══ Records supplied ══

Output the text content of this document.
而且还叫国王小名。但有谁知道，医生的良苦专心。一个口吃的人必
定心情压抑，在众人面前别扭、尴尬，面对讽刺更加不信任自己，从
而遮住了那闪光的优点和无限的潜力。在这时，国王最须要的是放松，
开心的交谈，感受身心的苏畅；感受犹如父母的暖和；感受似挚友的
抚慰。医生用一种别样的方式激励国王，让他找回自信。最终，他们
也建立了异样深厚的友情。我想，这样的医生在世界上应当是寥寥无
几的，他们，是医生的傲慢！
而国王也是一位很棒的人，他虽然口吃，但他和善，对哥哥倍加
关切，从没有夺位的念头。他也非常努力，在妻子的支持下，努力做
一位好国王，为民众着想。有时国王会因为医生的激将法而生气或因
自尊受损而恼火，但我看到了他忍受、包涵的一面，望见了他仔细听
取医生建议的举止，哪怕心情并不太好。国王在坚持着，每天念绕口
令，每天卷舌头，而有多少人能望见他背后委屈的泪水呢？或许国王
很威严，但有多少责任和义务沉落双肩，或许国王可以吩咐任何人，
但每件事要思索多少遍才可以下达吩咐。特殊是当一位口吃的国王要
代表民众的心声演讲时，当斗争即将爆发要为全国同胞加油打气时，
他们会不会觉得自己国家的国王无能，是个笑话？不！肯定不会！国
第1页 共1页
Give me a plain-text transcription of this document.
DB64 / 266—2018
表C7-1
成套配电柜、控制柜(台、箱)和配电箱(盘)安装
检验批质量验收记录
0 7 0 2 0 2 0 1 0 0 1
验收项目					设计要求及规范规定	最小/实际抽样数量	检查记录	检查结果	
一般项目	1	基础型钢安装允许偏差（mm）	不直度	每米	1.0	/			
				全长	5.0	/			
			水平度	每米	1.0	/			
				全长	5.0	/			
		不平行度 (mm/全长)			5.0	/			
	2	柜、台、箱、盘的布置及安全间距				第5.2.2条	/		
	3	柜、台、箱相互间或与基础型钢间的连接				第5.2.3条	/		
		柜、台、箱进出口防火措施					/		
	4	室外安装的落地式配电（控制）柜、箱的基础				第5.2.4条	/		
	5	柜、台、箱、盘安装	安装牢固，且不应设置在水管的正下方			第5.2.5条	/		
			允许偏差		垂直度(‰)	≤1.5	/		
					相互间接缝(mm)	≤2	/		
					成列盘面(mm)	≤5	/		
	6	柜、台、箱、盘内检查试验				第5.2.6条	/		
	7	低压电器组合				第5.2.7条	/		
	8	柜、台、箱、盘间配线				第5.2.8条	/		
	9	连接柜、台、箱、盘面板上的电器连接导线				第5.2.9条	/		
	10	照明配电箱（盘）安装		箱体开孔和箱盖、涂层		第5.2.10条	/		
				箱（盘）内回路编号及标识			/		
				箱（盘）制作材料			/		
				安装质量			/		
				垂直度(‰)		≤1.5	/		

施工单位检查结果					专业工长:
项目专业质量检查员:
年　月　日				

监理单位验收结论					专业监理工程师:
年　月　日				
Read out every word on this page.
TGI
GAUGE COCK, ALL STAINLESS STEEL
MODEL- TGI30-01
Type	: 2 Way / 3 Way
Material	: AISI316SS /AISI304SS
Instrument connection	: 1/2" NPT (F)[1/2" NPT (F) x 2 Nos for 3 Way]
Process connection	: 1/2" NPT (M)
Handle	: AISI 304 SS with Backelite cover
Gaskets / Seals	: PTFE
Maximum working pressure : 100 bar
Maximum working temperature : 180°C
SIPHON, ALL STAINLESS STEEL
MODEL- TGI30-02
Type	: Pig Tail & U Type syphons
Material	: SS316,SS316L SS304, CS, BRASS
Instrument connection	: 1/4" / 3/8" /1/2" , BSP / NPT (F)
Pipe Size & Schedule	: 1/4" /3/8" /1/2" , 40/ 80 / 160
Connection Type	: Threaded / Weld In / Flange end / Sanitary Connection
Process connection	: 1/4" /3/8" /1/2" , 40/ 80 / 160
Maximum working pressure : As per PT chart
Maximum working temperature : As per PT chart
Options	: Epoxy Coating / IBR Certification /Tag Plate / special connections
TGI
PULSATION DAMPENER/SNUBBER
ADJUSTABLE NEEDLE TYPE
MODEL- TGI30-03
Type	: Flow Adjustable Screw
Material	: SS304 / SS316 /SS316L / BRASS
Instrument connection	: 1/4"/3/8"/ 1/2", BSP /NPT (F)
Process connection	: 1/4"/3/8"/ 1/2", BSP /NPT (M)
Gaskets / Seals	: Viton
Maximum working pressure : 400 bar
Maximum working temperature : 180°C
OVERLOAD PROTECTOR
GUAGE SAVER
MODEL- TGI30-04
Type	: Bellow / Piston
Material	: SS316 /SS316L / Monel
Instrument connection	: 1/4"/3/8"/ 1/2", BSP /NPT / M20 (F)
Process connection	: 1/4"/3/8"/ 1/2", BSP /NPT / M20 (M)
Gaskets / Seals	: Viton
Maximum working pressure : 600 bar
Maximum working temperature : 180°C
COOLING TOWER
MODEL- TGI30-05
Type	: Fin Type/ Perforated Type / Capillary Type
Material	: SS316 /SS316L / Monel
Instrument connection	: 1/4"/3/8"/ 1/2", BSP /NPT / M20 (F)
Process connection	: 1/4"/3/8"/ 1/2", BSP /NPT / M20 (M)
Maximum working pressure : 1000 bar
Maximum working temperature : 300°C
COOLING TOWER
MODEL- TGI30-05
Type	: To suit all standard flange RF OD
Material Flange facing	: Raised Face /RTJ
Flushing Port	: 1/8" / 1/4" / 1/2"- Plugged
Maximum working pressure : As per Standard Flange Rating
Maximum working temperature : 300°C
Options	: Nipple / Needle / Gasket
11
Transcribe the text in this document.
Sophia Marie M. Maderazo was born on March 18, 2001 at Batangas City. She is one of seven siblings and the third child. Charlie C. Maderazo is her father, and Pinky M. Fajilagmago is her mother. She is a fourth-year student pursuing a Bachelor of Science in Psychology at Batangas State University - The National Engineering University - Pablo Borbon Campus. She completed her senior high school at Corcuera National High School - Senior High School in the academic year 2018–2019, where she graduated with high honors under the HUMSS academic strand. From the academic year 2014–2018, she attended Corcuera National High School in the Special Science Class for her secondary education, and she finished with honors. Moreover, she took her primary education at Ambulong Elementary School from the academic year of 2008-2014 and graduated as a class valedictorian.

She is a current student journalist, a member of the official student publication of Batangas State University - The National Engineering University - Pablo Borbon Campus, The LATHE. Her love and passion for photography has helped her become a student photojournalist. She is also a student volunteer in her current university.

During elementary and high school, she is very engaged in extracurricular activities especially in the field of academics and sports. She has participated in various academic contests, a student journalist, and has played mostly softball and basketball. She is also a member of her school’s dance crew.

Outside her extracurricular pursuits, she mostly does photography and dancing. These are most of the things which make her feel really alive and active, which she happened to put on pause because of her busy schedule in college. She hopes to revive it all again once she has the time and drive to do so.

═══

▸ **Work to complete**
Return the listing above word for word.

▸ **Answer to the exercise**
Output the text content of this document.
而且还叫国王小名。但有谁知道，医生的良苦专心。一个口吃的人必
定心情压抑，在众人面前别扭、尴尬，面对讽刺更加不信任自己，从
而遮住了那闪光的优点和无限的潜力。在这时，国王最须要的是放松，
开心的交谈，感受身心的苏畅；感受犹如父母的暖和；感受似挚友的
抚慰。医生用一种别样的方式激励国王，让他找回自信。最终，他们
也建立了异样深厚的友情。我想，这样的医生在世界上应当是寥寥无
几的，他们，是医生的傲慢！
而国王也是一位很棒的人，他虽然口吃，但他和善，对哥哥倍加
关切，从没有夺位的念头。他也非常努力，在妻子的支持下，努力做
一位好国王，为民众着想。有时国王会因为医生的激将法而生气或因
自尊受损而恼火，但我看到了他忍受、包涵的一面，望见了他仔细听
取医生建议的举止，哪怕心情并不太好。国王在坚持着，每天念绕口
令，每天卷舌头，而有多少人能望见他背后委屈的泪水呢？或许国王
很威严，但有多少责任和义务沉落双肩，或许国王可以吩咐任何人，
但每件事要思索多少遍才可以下达吩咐。特殊是当一位口吃的国王要
代表民众的心声演讲时，当斗争即将爆发要为全国同胞加油打气时，
他们会不会觉得自己国家的国王无能，是个笑话？不！肯定不会！国
第1页 共1页
Give me a plain-text transcription of this document.
DB64 / 266—2018
表C7-1
成套配电柜、控制柜(台、箱)和配电箱(盘)安装
检验批质量验收记录
0 7 0 2 0 2 0 1 0 0 1
验收项目					设计要求及规范规定	最小/实际抽样数量	检查记录	检查结果	
一般项目	1	基础型钢安装允许偏差（mm）	不直度	每米	1.0	/			
				全长	5.0	/			
			水平度	每米	1.0	/			
				全长	5.0	/			
		不平行度 (mm/全长)			5.0	/			
	2	柜、台、箱、盘的布置及安全间距				第5.2.2条	/		
	3	柜、台、箱相互间或与基础型钢间的连接				第5.2.3条	/		
		柜、台、箱进出口防火措施					/		
	4	室外安装的落地式配电（控制）柜、箱的基础				第5.2.4条	/		
	5	柜、台、箱、盘安装	安装牢固，且不应设置在水管的正下方			第5.2.5条	/		
			允许偏差		垂直度(‰)	≤1.5	/		
					相互间接缝(mm)	≤2	/		
					成列盘面(mm)	≤5	/		
	6	柜、台、箱、盘内检查试验				第5.2.6条	/		
	7	低压电器组合				第5.2.7条	/		
	8	柜、台、箱、盘间配线				第5.2.8条	/		
	9	连接柜、台、箱、盘面板上的电器连接导线				第5.2.9条	/		
	10	照明配电箱（盘）安装		箱体开孔和箱盖、涂层		第5.2.10条	/		
				箱（盘）内回路编号及标识			/		
				箱（盘）制作材料			/		
				安装质量			/		
				垂直度(‰)		≤1.5	/		

施工单位检查结果					专业工长:
项目专业质量检查员:
年　月　日				

监理单位验收结论					专业监理工程师:
年　月　日				
Read out every word on this page.
TGI
GAUGE COCK, ALL STAINLESS STEEL
MODEL- TGI30-01
Type	: 2 Way / 3 Way
Material	: AISI316SS /AISI304SS
Instrument connection	: 1/2" NPT (F)[1/2" NPT (F) x 2 Nos for 3 Way]
Process connection	: 1/2" NPT (M)
Handle	: AISI 304 SS with Backelite cover
Gaskets / Seals	: PTFE
Maximum working pressure : 100 bar
Maximum working temperature : 180°C
SIPHON, ALL STAINLESS STEEL
MODEL- TGI30-02
Type	: Pig Tail & U Type syphons
Material	: SS316,SS316L SS304, CS, BRASS
Instrument connection	: 1/4" / 3/8" /1/2" , BSP / NPT (F)
Pipe Size & Schedule	: 1/4" /3/8" /1/2" , 40/ 80 / 160
Connection Type	: Threaded / Weld In / Flange end / Sanitary Connection
Process connection	: 1/4" /3/8" /1/2" , 40/ 80 / 160
Maximum working pressure : As per PT chart
Maximum working temperature : As per PT chart
Options	: Epoxy Coating / IBR Certification /Tag Plate / special connections
TGI
PULSATION DAMPENER/SNUBBER
ADJUSTABLE NEEDLE TYPE
MODEL- TGI30-03
Type	: Flow Adjustable Screw
Material	: SS304 / SS316 /SS316L / BRASS
Instrument connection	: 1/4"/3/8"/ 1/2", BSP /NPT (F)
Process connection	: 1/4"/3/8"/ 1/2", BSP /NPT (M)
Gaskets / Seals	: Viton
Maximum working pressure : 400 bar
Maximum working temperature : 180°C
OVERLOAD PROTECTOR
GUAGE SAVER
MODEL- TGI30-04
Type	: Bellow / Piston
Material	: SS316 /SS316L / Monel
Instrument connection	: 1/4"/3/8"/ 1/2", BSP /NPT / M20 (F)
Process connection	: 1/4"/3/8"/ 1/2", BSP /NPT / M20 (M)
Gaskets / Seals	: Viton
Maximum working pressure : 600 bar
Maximum working temperature : 180°C
COOLING TOWER
MODEL- TGI30-05
Type	: Fin Type/ Perforated Type / Capillary Type
Material	: SS316 /SS316L / Monel
Instrument connection	: 1/4"/3/8"/ 1/2", BSP /NPT / M20 (F)
Process connection	: 1/4"/3/8"/ 1/2", BSP /NPT / M20 (M)
Maximum working pressure : 1000 bar
Maximum working temperature : 300°C
COOLING TOWER
MODEL- TGI30-05
Type	: To suit all standard flange RF OD
Material Flange facing	: Raised Face /RTJ
Flushing Port	: 1/8" / 1/4" / 1/2"- Plugged
Maximum working pressure : As per Standard Flange Rating
Maximum working temperature : 300°C
Options	: Nipple / Needle / Gasket
11
Transcribe the text in this document.
Sophia Marie M. Maderazo was born on March 18, 2001 at Batangas City. She is one of seven siblings and the third child. Charlie C. Maderazo is her father, and Pinky M. Fajilagmago is her mother. She is a fourth-year student pursuing a Bachelor of Science in Psychology at Batangas State University - The National Engineering University - Pablo Borbon Campus. She completed her senior high school at Corcuera National High School - Senior High School in the academic year 2018–2019, where she graduated with high honors under the HUMSS academic strand. From the academic year 2014–2018, she attended Corcuera National High School in the Special Science Class for her secondary education, and she finished with honors. Moreover, she took her primary education at Ambulong Elementary School from the academic year of 2008-2014 and graduated as a class valedictorian.

She is a current student journalist, a member of the official student publication of Batangas State University - The National Engineering University - Pablo Borbon Campus, The LATHE. Her love and passion for photography has helped her become a student photojournalist. She is also a student volunteer in her current university.

During elementary and high school, she is very engaged in extracurricular activities especially in the field of academics and sports. She has participated in various academic contests, a student journalist, and has played mostly softball and basketball. She is also a member of her school’s dance crew.

Outside her extracurricular pursuits, she mostly does photography and dancing. These are most of the things which make her feel really alive and active, which she happened to put on pause because of her busy schedule in college. She hopes to revive it all again once she has the time and drive to do so.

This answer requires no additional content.